Recorded data
--------------------------------
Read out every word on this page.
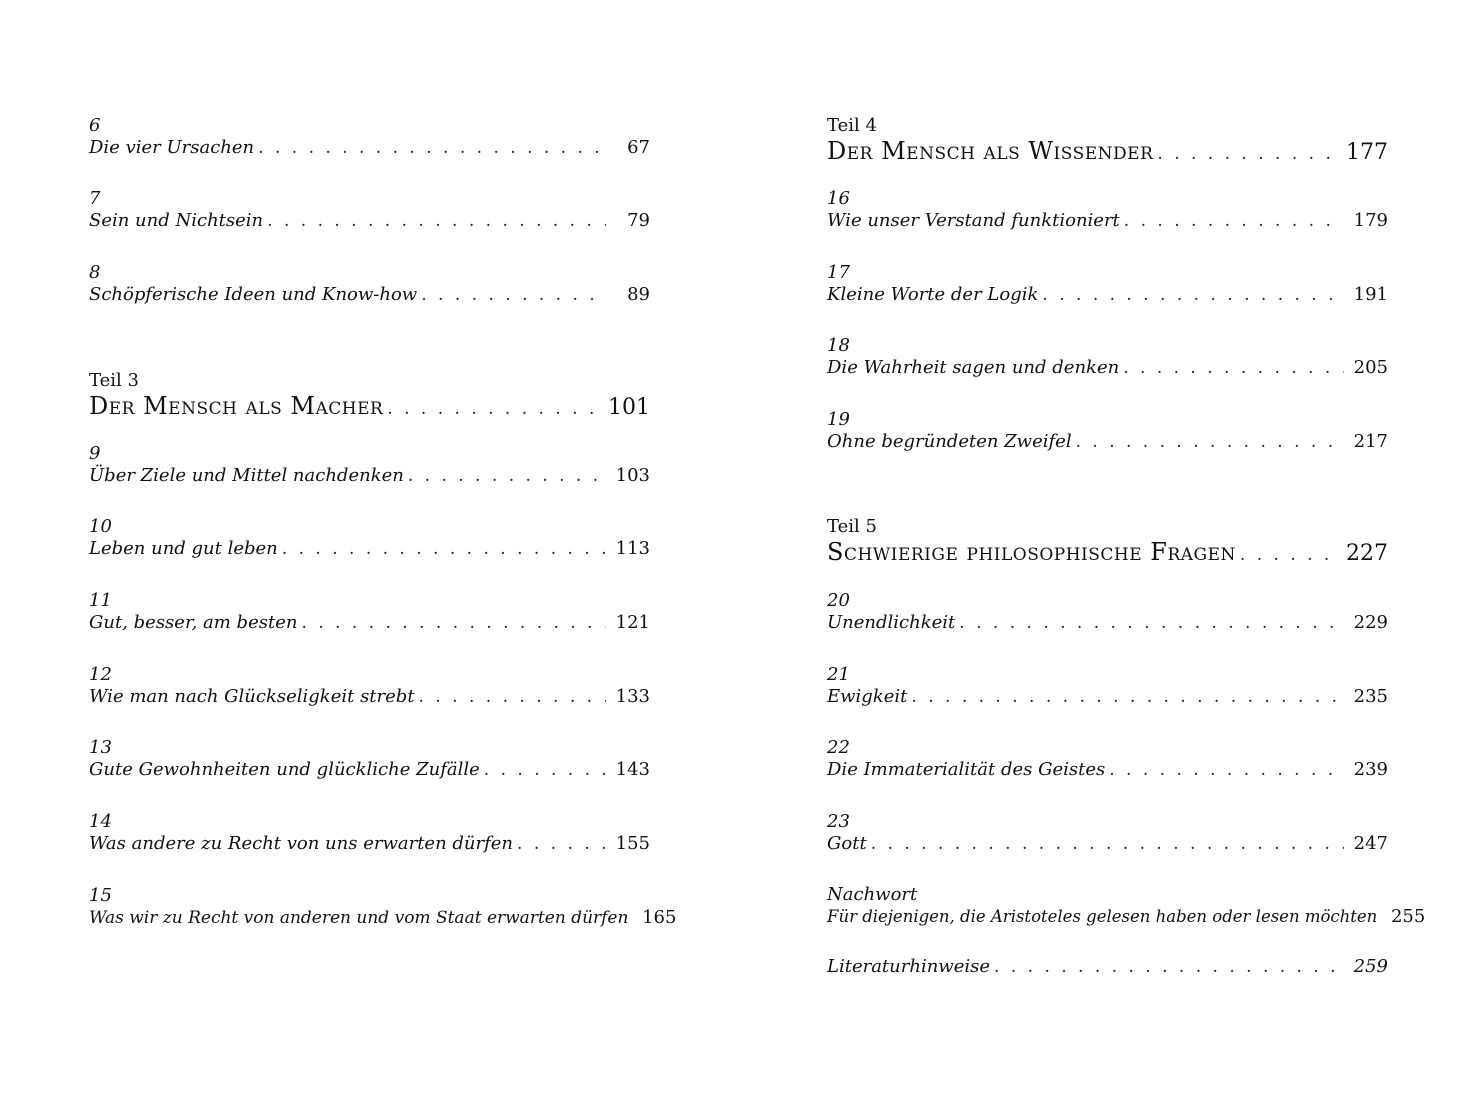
6
Die vier Ursachen . . .	67
7
Sein und Nichtsein . . .	79
8
Schöpferische Ideen und Know-how . . .	89
Teil 3
Der Mensch als Macher . . .	101
9
Über Ziele und Mittel nachdenken . . .	103
10
Leben und gut leben . . .	113
11
Gut, besser, am besten . . .	121
12
Wie man nach Glückseligkeit strebt . . .	133
13
Gute Gewohnheiten und glückliche Zufälle . . .	143
14
Was andere zu Recht von uns erwarten dürfen . . .	155
15
Was wir zu Recht von anderen und vom Staat erwarten dürfen 165
Teil 4
Der Mensch als Wissender . . .	177
16
Wie unser Verstand funktioniert . . .	179
17
Kleine Worte der Logik . . .	191
18
Die Wahrheit sagen und denken . . .	205
19
Ohne begründeten Zweifel . . .	217
Teil 5
Schwierige philosophische Fragen . . .	227
20
Unendlichkeit . . .	229
21
Ewigkeit . . .	235
22
Die Immaterialität des Geistes . . .	239
23
Gott . . .	247
Nachwort
Für diejenigen, die Aristoteles gelesen haben oder lesen möchten 255
Literaturhinweise . . .	259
--------------------------------
■ TASK DESCRIPTION ■
Return only the number of lines in the data above that include the word "erwarten".

■ WRITTEN SOLUTION ■
2